▸ **EXERCISE GOAL**: Locate every line in the records below that holds the word "your" and return each one.

[Dataset items]
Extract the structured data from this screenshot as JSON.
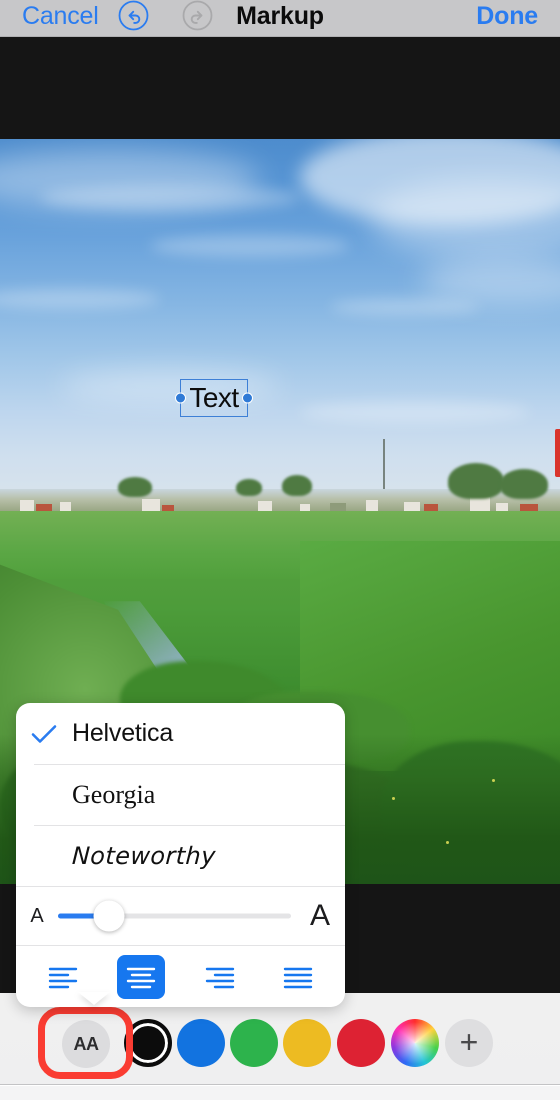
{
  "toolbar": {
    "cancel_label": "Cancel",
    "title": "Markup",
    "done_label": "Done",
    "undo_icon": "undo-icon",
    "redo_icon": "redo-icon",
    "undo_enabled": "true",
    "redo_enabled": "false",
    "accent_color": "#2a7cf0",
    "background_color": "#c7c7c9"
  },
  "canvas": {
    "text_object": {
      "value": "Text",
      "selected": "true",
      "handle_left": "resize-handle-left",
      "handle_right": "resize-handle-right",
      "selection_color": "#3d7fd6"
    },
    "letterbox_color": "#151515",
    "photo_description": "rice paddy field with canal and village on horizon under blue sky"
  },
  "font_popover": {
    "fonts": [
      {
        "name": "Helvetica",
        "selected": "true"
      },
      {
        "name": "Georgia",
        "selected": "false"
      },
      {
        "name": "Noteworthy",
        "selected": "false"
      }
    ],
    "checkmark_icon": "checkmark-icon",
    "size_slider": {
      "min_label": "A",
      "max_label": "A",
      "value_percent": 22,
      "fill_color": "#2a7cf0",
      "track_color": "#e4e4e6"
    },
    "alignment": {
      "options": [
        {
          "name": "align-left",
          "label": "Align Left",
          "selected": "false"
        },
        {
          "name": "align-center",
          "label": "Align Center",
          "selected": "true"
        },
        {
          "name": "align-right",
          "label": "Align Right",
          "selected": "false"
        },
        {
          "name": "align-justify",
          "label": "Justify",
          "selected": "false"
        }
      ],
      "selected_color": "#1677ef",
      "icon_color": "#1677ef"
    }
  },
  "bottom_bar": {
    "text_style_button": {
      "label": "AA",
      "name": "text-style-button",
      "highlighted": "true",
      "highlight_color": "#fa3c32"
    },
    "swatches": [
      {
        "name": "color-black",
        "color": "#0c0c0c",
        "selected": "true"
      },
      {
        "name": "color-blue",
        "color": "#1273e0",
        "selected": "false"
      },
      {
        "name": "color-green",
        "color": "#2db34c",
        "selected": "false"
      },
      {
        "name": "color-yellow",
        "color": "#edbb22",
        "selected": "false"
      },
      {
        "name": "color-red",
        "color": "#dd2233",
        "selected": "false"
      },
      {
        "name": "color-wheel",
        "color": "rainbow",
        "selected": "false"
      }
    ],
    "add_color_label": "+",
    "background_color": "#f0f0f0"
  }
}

...

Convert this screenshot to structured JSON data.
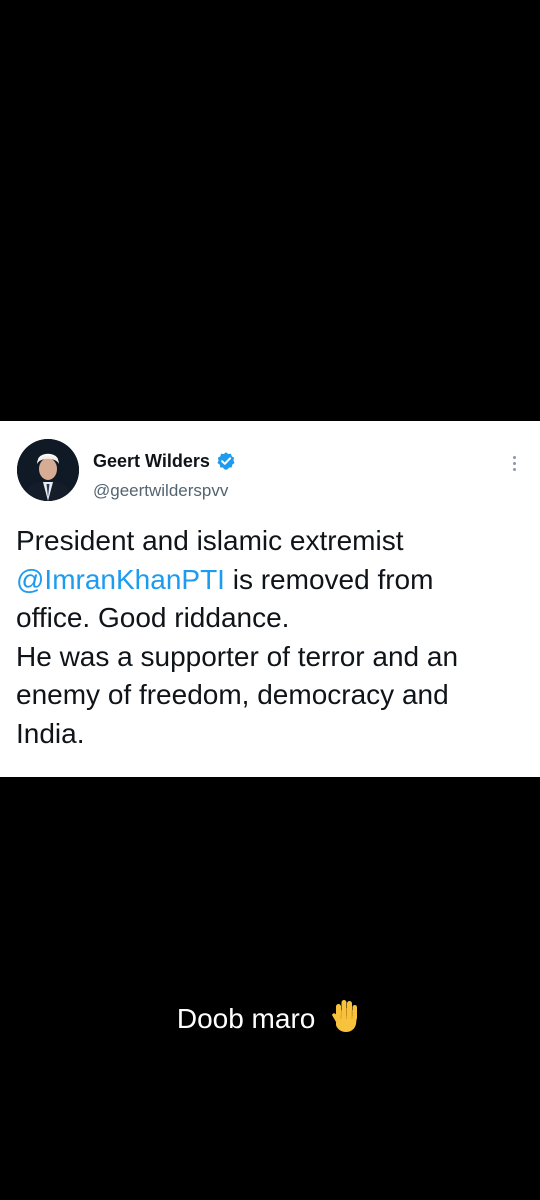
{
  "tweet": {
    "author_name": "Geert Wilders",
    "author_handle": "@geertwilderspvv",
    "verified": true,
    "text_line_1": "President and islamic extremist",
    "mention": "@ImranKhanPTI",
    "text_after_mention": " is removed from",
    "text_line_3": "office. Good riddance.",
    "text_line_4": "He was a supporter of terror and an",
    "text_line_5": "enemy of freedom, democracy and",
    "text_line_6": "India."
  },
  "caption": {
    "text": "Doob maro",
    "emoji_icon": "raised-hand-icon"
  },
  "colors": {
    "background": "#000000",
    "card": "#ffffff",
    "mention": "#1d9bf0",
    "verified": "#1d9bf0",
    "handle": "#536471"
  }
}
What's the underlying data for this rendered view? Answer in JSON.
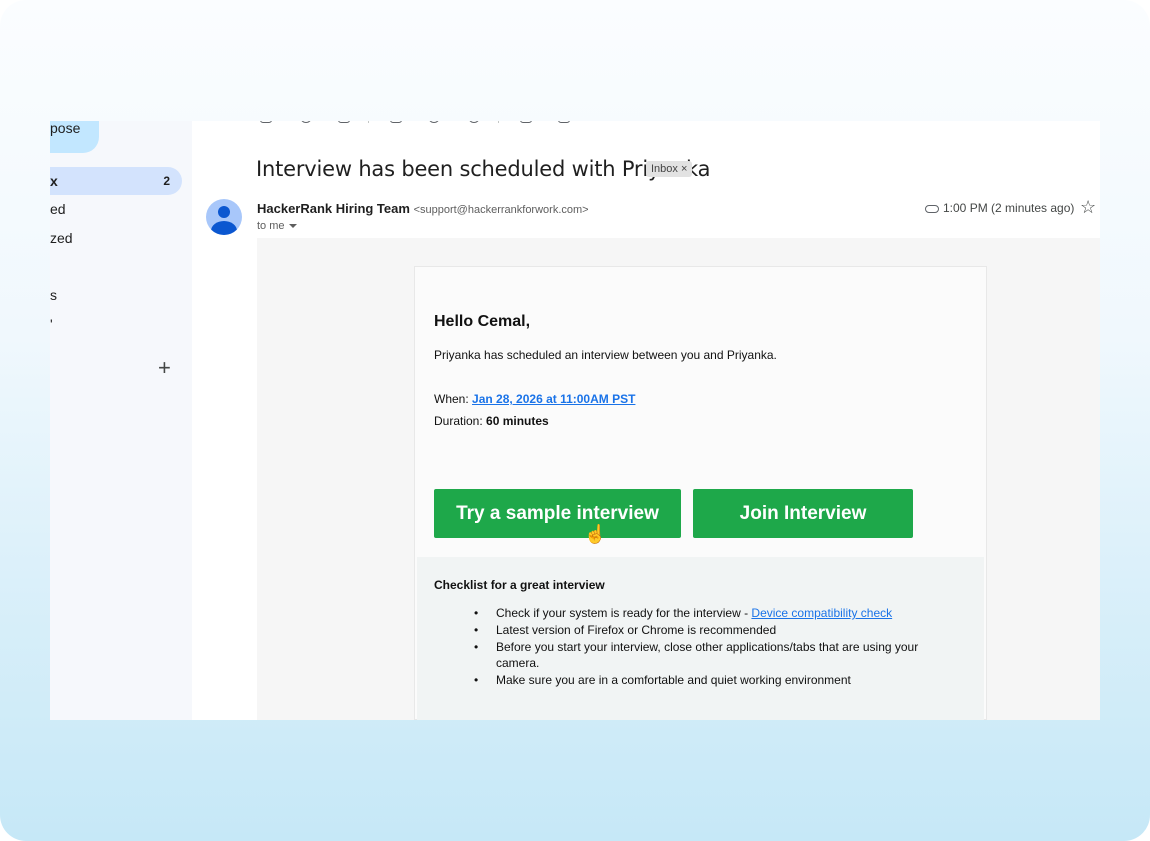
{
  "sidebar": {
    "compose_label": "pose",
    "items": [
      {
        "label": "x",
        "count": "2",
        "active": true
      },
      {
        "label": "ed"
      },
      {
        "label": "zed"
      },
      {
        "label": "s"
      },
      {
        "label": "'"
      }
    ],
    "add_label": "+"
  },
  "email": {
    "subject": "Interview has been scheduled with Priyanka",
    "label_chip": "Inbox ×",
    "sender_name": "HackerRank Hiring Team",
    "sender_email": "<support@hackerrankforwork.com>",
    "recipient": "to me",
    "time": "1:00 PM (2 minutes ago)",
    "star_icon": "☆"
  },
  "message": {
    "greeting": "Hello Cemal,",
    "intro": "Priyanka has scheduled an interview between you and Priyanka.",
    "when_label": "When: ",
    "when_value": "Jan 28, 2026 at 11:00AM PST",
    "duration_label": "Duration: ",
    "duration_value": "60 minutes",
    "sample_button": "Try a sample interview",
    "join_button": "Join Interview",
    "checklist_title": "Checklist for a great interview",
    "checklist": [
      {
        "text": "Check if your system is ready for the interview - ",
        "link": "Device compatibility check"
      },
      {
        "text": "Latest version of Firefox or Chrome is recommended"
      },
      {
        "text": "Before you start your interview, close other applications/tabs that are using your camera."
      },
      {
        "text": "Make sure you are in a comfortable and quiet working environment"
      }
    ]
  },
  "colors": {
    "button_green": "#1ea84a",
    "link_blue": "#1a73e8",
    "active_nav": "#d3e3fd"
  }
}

▸ **RESPONSE FOR THIS EXERCISE**:
        "text": "Check if your system is ready for the interview - ",
        "text": "Before you start your interview, close other applications/tabs that are using your camera."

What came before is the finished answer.